**WHAT THE EXERCISE ASKS**. For the material that follows, list every line containing the word "Power".

**PROVIDED ENTRIES**.
▬▬▬

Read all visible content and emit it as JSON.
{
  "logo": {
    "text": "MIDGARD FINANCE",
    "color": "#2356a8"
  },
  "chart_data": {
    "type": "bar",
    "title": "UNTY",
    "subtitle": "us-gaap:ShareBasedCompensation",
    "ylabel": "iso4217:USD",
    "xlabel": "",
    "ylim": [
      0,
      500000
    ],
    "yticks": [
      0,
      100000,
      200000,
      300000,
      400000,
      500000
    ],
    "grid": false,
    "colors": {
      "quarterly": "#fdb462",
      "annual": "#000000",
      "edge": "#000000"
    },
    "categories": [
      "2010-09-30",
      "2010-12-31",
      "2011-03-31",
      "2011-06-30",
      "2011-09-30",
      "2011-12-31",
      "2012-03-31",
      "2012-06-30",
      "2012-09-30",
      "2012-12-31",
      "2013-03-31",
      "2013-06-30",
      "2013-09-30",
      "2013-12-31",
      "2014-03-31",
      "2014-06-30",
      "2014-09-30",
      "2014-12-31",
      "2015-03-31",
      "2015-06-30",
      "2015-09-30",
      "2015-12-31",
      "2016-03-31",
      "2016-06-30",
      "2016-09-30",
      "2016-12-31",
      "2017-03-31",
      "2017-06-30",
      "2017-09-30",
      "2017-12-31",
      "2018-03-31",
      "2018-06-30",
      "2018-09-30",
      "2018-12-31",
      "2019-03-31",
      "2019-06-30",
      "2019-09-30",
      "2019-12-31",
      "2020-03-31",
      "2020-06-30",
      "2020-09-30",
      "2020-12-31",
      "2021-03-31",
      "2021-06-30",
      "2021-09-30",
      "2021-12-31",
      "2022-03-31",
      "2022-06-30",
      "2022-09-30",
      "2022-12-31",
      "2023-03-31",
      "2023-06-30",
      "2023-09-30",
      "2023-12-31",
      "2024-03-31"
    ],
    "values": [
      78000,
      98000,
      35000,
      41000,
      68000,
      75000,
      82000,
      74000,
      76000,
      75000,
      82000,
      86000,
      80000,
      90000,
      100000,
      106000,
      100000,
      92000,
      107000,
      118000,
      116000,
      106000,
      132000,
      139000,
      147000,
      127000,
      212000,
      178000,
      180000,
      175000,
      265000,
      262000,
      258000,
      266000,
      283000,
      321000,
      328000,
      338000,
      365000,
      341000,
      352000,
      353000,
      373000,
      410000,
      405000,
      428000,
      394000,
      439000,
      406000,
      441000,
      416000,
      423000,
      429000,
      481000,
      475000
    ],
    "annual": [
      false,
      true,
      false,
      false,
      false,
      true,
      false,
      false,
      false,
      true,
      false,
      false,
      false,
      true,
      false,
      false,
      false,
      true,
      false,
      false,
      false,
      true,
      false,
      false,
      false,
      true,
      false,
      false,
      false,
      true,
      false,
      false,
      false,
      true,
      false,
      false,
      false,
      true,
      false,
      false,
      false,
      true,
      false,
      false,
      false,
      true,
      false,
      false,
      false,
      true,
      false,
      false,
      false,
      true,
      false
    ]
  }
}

▬▬▬

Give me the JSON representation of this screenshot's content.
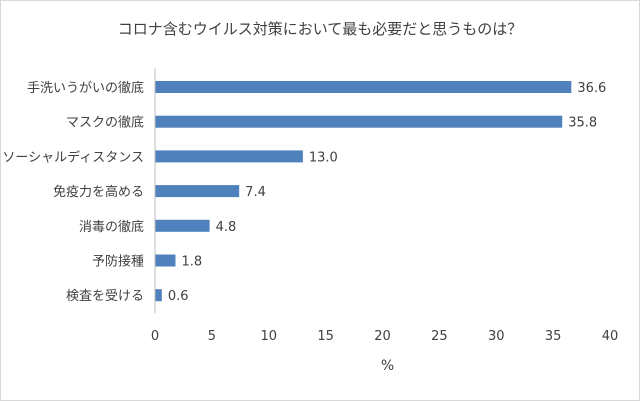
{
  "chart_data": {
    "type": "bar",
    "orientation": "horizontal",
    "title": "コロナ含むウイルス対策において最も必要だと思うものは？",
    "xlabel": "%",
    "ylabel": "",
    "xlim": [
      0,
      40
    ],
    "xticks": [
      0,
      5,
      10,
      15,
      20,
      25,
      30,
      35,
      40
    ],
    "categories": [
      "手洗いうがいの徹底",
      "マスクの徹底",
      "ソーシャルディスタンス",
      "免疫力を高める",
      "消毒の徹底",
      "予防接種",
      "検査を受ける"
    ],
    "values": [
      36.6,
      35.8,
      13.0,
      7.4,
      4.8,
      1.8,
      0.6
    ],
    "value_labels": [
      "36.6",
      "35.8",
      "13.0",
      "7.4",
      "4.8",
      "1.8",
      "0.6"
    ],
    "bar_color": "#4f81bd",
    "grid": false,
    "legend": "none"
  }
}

▬▬▬

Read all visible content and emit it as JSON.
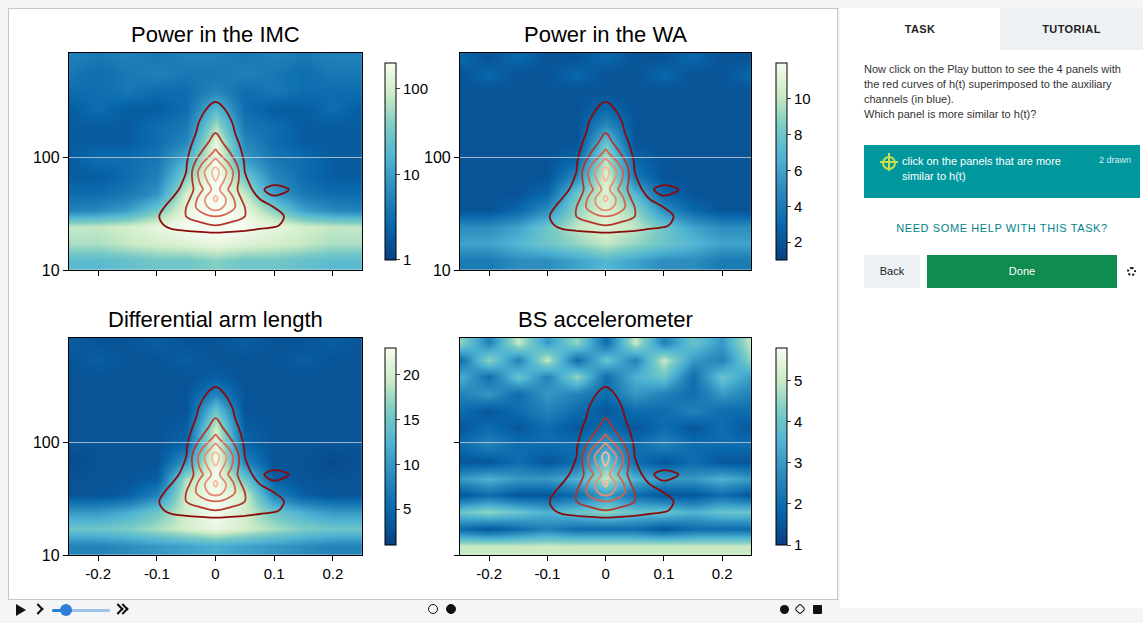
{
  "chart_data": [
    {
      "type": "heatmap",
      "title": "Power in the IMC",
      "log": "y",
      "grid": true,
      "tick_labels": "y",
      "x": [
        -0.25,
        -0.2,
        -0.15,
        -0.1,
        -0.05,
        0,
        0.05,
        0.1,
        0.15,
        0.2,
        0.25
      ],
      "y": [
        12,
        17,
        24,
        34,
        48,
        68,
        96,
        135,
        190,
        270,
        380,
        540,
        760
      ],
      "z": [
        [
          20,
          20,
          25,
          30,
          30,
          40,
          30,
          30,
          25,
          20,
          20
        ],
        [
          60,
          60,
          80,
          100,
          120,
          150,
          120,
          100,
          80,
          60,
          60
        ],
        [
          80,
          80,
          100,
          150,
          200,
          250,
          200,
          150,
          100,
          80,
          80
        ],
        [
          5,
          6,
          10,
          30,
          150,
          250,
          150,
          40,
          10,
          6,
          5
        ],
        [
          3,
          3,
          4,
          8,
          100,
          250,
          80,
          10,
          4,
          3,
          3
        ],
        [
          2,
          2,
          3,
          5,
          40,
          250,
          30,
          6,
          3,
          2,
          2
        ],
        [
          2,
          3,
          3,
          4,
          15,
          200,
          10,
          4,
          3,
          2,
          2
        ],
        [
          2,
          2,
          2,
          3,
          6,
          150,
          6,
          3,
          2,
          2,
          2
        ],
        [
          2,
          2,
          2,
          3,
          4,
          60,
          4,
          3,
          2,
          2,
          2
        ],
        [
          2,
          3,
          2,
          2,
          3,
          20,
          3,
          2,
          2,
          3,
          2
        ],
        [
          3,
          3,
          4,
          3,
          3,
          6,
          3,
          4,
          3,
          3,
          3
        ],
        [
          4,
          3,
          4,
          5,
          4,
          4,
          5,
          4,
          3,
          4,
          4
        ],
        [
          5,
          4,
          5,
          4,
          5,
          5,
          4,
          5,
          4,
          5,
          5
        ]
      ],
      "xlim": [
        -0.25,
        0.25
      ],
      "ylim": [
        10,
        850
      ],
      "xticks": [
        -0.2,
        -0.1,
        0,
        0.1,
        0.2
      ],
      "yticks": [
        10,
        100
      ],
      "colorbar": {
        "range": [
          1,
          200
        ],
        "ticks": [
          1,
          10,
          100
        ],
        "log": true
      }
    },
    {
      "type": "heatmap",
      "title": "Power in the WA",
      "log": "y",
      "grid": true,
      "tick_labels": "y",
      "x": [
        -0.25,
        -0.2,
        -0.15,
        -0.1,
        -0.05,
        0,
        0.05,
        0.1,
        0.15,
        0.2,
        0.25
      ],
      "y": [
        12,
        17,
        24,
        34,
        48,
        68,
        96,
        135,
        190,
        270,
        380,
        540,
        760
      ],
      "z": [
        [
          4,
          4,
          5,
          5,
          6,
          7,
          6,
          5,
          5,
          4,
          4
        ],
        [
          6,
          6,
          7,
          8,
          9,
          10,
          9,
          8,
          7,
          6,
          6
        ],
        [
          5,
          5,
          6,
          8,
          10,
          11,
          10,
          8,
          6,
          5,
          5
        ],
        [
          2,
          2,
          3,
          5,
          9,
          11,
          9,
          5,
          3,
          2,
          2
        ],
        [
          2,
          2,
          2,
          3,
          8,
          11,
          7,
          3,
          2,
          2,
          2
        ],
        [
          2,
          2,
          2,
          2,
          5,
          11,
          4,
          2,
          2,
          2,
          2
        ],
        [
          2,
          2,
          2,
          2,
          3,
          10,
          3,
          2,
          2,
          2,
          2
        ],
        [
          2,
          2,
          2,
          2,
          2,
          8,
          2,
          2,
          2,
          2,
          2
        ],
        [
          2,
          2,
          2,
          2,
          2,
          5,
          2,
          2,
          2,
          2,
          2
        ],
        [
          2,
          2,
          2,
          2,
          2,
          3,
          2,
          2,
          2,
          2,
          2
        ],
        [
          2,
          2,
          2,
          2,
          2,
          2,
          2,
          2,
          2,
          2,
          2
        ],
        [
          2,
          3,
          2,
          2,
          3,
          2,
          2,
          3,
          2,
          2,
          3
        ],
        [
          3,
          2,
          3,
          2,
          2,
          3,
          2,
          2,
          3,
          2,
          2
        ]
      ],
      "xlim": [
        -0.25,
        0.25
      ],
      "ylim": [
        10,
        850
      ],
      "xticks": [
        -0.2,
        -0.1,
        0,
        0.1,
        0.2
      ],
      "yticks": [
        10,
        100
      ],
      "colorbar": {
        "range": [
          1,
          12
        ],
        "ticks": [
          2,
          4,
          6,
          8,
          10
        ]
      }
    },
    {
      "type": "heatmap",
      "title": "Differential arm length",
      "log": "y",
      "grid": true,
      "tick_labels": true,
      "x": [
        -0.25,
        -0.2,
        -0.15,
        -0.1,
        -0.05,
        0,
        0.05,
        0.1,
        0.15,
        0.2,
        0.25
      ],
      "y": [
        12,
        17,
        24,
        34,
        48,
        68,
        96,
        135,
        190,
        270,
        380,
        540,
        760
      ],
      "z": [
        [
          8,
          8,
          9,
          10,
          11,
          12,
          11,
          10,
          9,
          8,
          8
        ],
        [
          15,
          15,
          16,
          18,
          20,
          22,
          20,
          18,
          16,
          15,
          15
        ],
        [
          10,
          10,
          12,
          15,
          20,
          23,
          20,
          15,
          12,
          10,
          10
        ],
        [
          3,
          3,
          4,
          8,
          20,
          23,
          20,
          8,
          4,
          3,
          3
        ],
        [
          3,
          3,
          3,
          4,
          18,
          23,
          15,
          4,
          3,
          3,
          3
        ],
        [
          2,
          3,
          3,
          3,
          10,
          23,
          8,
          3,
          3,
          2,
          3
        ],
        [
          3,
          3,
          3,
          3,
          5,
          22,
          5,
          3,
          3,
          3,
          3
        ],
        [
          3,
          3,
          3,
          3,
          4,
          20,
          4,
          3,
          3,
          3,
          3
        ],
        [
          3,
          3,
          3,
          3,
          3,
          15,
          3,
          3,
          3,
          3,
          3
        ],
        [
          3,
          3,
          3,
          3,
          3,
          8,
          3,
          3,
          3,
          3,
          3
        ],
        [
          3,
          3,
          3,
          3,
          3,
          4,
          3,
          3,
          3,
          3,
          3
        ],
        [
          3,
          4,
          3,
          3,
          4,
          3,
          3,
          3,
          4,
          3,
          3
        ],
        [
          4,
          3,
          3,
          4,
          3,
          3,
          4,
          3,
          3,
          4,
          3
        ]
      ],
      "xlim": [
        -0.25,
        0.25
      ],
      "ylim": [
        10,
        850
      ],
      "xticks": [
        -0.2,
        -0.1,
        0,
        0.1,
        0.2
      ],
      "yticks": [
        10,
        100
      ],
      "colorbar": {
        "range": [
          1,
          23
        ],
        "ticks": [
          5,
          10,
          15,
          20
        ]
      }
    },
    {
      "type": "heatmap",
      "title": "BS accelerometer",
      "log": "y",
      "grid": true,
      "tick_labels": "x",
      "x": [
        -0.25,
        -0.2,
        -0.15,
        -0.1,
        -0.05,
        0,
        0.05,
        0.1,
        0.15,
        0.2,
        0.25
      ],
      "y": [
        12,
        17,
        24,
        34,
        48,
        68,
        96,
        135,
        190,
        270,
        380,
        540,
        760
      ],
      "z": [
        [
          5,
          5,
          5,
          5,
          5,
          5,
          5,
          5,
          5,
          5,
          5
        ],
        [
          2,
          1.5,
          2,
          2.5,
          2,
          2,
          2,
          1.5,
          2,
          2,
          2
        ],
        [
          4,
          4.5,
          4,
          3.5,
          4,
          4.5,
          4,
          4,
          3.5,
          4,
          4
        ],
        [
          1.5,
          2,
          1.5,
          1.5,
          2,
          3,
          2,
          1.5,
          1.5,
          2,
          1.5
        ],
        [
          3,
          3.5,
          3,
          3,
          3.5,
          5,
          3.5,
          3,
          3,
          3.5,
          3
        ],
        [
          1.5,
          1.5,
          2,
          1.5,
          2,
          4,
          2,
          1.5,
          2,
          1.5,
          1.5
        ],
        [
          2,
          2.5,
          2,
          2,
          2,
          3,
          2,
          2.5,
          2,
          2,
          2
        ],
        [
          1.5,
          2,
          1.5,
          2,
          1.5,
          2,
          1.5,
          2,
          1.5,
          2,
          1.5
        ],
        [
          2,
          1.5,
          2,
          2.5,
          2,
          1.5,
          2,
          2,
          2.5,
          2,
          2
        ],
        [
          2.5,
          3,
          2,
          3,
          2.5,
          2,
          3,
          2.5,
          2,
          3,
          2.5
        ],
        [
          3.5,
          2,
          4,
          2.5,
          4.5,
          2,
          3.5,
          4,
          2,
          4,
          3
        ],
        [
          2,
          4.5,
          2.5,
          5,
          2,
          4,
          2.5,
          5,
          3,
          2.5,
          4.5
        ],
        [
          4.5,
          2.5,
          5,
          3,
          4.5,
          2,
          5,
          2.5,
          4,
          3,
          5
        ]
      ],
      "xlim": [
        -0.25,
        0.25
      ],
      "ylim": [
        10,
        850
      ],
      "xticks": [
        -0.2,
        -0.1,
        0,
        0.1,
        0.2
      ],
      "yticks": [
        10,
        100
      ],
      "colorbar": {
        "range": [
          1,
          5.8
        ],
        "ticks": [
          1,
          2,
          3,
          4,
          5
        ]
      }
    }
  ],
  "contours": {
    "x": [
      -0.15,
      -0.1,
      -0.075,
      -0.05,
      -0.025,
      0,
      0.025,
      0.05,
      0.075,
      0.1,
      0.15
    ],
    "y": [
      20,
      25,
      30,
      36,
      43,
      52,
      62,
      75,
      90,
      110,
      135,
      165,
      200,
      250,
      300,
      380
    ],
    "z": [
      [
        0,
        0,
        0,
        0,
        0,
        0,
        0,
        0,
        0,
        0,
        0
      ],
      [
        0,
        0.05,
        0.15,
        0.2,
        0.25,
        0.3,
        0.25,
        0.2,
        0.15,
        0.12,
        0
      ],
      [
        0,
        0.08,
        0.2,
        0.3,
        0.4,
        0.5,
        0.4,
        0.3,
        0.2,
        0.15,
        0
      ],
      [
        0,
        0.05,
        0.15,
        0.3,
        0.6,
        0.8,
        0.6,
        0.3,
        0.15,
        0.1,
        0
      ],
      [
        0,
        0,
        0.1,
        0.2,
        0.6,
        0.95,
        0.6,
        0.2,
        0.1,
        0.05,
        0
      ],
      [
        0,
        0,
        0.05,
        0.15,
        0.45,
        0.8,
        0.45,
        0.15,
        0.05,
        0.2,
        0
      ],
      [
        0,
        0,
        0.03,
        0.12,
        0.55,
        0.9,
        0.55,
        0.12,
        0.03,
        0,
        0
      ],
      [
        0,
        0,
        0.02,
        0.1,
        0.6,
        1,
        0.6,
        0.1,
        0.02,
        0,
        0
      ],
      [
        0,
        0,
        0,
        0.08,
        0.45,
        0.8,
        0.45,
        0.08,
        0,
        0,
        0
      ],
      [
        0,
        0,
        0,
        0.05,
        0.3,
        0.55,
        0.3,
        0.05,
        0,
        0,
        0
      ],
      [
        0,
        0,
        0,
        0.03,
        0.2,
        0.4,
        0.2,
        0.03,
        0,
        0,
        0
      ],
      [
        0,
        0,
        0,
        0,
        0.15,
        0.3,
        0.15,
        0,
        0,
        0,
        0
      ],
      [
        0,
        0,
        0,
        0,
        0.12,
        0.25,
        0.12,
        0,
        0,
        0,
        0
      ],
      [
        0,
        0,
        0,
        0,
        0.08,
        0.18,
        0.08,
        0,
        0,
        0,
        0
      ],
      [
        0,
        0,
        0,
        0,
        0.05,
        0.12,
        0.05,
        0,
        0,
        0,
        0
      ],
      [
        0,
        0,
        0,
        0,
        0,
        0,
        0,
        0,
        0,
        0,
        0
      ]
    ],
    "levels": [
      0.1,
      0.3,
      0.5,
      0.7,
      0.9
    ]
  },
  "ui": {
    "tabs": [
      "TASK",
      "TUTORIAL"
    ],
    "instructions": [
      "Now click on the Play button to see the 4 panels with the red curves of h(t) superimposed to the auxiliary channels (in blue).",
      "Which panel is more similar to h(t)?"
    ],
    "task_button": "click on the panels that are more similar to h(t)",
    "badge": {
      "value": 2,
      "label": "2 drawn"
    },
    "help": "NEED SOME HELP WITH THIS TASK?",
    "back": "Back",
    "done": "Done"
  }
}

▬▬▬

**EXPECTED OUTPUT**.
      "title": "Power in the IMC",
      "title": "Power in the WA",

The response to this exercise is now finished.